§ Source document:
• • • • •
Hubness reduction and analysis tools
Project description
scikit-hubness
(NOTE: THIS IS CURRENTLY UNDER HEAVY DEVELOPMENT. A reasonably stable version will be available soon, and will then be uploaded to PyPI).
scikit-hubness
comprises tools for the analysis and
reduction of hubness in high-dimensional data.
Hubness is an aspect of the curse of dimensionality
and is detrimental to many machine learning and data mining tasks.
The skhubness.analysis
and skhubness.reduction
packages allow to
- analyze, whether your data sets show hubness
- reduce hubness via a variety of different techniques
- perform downstream analysis (performance assessment) with
scikit-learn
due to compatible data structures
The skhubness.neighbors
package acts as a drop-in replacement for sklearn.neighbors
.
In addition to the functionality inherited from scikit-learn
,
it also features
- approximate nearest neighbor search
- hubness reduction
- and combinations,
which allows for fast hubness-reduced neighbor search in large datasets (tested with >1M objects).
We follow the API conventions and code style of scikit-learn
.
Installation
Make sure you have a working Python3 environment (at least 3.7).
Use pip to install the latest stable version of scikit-hubness
from PyPI:
pip install scikit-hubness
Dependencies are installed automatically, if necessary.
scikit-hubness
requires numpy
, scipy
and scikit-learn
.
• • • • •
§ Element-and-box listings:

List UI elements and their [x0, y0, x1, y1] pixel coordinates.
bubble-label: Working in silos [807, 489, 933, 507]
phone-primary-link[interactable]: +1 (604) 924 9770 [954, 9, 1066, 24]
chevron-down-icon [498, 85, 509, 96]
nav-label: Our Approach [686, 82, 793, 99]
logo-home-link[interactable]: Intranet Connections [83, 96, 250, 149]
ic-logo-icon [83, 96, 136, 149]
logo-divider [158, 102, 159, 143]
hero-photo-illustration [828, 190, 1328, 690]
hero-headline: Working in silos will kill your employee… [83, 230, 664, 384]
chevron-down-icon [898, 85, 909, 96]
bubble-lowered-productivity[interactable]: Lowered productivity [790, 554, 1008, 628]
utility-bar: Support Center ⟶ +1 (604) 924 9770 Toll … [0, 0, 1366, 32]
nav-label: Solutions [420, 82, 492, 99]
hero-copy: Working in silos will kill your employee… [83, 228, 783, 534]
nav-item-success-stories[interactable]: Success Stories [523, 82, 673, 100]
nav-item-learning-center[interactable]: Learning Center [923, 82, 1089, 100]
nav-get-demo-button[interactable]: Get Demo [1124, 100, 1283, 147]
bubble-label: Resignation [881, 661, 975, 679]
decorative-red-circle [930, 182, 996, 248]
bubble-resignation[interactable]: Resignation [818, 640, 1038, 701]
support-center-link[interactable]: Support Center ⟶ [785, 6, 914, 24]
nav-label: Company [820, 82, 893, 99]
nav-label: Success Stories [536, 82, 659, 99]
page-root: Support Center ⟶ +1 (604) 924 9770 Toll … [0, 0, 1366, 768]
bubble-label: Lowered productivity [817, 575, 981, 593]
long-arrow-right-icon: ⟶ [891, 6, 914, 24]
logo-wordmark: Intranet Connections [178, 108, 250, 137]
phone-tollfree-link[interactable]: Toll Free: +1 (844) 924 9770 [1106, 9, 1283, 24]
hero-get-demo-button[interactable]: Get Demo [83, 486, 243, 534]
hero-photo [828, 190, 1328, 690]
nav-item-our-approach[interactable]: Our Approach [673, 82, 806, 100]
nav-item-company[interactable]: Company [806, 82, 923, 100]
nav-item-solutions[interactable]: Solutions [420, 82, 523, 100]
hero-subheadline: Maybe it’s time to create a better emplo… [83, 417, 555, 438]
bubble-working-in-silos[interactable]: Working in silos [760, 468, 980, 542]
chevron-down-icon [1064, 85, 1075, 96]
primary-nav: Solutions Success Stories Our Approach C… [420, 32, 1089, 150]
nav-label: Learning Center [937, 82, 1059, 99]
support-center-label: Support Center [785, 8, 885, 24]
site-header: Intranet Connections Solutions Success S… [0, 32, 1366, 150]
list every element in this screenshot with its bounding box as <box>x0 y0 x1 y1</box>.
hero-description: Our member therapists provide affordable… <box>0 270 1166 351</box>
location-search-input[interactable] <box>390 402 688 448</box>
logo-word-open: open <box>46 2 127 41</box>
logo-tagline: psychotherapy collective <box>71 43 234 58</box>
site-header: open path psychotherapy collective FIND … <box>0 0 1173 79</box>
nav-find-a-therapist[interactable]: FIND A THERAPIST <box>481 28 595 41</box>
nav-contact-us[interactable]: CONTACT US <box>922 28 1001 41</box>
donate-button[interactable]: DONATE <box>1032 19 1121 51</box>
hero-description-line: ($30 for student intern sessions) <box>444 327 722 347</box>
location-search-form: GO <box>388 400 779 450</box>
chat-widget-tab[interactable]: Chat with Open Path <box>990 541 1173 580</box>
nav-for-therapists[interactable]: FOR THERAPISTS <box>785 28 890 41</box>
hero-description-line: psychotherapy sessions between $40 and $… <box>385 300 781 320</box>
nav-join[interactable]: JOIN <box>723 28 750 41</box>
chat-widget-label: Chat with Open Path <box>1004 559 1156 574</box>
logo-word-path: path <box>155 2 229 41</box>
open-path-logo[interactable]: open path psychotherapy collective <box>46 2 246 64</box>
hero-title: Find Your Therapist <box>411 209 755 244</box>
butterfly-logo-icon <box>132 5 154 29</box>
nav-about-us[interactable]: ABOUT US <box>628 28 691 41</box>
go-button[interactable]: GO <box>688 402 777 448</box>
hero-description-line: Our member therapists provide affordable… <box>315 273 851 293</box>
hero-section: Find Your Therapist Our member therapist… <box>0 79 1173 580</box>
• • • • •
§ Exercise task: Write the next part of the scikit-hubness project description, picking up right after its final sentence about the required packages.

§ Result below:
Approximate nearest neighbor search and approximate hubness reduction
additionally requires nmslib
and/or falconn
.
Some modules require tqdm
or joblib
. All these packages are available
from open repositories, such as PyPI.
For more details and alternatives, please see the Installation instructions.
Documentation
Documentation is available online: http://scikit-hubness.readthedocs.io/en/latest/index.html
Quickstart
Users of scikit-hubness
may want to
- analyse, whether their data show hubness
- reduce hubness
- perform learning (classification, regression, ...)
The following example shows all these steps for an example dataset
from the text domain (dexter). (Please make sure you have installed hubness
).
# load the example dataset 'dexter'
from skhubness.data import load_dexter
X, y = load_dexter()
# dexter is embedded in a high-dimensional space,
# and could, thus, be prone to hubness
print(f'X.shape = {X.shape}, y.shape={y.shape}')
# assess the actual degree of hubness in dexter
from skhubness import Hubness
hub = Hubness(k=10, metric='cosine')
hub.fit(X)
k_skew = hub.score()
print(f'Skewness = {k_skew:.3f}')
# additional hubness indices are available, for example:
print(f'Robin hood index: {hub.robinhood_index:.3f}')
print(f'Antihub occurrence: {hub.antihub_occurrence:.3f}')
print(f'Hub occurrence: {hub.hub_occurrence:.3f}')
# There is considerable hubness in dexter.
# Let's see, whether hubness reduction can improve
# kNN classification performance
from sklearn.model_selection import cross_val_score
from skhubness.neighbors import KNeighborsClassifier
# vanilla kNN
knn_standard = KNeighborsClassifier(n_neighbors=5,
metric='cosine')
acc_standard = cross_val_score(knn_standard, X, y, cv=5)
# kNN with hubness reduction (mutual proximity)
knn_mp = KNeighborsClassifier(n_neighbors=5,
metric='cosine',
hubness='mutual_proximity')
acc_mp = cross_val_score(knn_mp, X, y, cv=5)
print(f'Accuracy (vanilla kNN): {acc_standard.mean():.3f}')
print(f'Accuracy (kNN with hubness reduction): {acc_mp.mean():.3f}')
# Accuracy was considerably improved by mutual proximity.
# Did it actually reduce hubness?
hub_mp = Hubness(k=10, metric='cosine',
hubness='mutual_proximity')
hub_mp.fit(X)
k_skew_mp = hub_mp.score()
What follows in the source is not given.